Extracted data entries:
◆ ◆ ◆ ◆ ◆ ◆ ◆
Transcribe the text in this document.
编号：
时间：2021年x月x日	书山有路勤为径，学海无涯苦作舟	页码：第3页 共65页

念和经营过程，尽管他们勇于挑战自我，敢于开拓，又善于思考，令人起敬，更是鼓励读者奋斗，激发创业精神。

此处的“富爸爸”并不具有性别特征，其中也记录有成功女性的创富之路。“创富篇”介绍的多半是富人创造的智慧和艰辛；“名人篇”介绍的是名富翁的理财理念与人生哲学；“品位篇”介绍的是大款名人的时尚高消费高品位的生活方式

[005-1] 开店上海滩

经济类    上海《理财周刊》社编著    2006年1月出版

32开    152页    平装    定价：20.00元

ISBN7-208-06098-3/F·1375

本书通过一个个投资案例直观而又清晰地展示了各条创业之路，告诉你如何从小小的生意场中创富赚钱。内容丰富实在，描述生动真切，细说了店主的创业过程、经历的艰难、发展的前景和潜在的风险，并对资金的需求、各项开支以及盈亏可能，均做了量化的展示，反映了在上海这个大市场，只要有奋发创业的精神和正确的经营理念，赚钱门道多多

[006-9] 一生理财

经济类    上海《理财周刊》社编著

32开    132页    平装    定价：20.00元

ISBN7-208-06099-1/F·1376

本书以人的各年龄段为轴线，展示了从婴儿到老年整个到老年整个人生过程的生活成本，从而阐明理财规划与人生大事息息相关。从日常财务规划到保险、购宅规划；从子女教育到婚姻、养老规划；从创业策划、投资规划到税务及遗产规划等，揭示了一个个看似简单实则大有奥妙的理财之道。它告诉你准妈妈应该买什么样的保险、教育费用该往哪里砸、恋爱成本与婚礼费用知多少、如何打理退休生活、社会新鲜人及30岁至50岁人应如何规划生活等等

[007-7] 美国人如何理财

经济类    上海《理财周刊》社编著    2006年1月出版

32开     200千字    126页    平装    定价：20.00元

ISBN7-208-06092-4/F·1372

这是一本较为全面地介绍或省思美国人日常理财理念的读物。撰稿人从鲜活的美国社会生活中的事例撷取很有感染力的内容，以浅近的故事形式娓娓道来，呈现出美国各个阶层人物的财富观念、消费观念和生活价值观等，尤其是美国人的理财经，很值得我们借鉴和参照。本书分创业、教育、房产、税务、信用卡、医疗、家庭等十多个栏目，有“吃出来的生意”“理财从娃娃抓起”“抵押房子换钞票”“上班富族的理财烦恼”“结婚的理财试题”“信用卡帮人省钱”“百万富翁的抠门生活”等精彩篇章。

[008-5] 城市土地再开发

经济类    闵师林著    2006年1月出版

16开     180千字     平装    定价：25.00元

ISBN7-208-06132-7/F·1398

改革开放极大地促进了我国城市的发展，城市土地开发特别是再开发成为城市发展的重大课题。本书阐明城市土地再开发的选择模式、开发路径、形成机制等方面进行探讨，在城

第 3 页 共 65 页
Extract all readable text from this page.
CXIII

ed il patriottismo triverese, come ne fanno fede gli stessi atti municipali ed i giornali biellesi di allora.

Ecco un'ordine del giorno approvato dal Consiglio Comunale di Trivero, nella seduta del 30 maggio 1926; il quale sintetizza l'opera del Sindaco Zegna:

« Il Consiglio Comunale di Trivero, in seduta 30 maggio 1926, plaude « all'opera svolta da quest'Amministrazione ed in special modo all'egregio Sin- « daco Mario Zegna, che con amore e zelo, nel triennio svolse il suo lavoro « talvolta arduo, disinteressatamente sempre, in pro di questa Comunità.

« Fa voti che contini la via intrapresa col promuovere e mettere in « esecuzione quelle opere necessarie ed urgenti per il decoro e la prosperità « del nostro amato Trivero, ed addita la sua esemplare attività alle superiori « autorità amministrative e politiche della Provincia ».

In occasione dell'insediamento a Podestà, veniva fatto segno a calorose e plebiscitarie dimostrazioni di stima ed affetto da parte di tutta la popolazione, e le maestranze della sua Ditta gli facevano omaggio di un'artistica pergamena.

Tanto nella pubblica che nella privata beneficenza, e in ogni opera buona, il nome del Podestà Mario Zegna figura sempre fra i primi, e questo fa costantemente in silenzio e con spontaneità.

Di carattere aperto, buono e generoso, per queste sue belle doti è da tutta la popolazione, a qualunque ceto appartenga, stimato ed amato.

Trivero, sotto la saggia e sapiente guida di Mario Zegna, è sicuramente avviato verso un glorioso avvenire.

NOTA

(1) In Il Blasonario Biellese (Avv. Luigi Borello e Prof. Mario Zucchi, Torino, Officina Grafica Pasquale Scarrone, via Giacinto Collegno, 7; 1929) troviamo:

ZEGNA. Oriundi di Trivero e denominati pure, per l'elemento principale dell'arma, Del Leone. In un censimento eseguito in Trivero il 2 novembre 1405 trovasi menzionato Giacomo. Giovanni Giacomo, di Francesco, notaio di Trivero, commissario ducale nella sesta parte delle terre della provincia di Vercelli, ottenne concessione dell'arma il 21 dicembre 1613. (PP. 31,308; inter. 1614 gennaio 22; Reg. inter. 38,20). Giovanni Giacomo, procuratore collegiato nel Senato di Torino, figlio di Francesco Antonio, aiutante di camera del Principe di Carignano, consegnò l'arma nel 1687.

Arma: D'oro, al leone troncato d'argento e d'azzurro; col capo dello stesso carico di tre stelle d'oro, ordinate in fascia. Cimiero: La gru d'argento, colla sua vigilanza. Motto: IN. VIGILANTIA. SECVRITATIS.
◆ ◆ ◆ ◆ ◆ ◆ ◆
PROBLEM STATEMENT
Go through the records above and copy every line with the word "this".

REPLY
Transcribe the text in this document.
Extract all readable text from this page.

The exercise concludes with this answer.